___ Records ___

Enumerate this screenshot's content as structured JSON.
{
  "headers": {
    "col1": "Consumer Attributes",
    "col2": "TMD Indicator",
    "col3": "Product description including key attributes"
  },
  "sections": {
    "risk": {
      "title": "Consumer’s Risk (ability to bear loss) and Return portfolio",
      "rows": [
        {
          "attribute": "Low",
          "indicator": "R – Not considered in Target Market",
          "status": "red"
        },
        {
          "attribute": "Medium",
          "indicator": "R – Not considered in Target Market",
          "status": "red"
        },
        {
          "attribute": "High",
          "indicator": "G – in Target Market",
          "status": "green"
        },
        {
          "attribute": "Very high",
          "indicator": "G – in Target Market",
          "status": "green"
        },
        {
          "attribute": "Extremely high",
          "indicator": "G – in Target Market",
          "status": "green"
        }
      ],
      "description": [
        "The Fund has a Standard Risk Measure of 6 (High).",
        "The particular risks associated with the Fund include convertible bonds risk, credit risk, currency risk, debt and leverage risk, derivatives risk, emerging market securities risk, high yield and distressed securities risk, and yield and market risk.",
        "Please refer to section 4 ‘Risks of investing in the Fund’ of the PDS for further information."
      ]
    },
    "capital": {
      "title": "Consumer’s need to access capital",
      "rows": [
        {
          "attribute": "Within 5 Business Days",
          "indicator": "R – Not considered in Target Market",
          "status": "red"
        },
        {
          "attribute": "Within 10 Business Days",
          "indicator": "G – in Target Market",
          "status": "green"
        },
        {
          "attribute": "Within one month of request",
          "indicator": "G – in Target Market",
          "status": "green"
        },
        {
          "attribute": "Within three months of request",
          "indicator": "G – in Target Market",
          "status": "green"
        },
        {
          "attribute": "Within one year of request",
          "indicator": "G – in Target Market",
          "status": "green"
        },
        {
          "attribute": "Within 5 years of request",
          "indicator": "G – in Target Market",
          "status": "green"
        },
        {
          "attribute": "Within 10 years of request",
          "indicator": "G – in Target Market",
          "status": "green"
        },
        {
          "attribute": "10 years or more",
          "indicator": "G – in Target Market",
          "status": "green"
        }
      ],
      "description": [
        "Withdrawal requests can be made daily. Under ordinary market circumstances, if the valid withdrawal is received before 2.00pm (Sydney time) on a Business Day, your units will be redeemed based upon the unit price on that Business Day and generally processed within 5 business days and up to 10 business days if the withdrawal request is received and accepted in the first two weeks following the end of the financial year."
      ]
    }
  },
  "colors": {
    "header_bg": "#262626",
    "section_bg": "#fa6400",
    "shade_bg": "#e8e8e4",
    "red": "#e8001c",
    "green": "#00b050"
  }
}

___

What needs to be done >>
Scan the listing above and identify each line holding the string "years"; copy every such line.

Task output >>
          "attribute": "Within 5 years of request",
          "attribute": "Within 10 years of request",
          "attribute": "10 years or more",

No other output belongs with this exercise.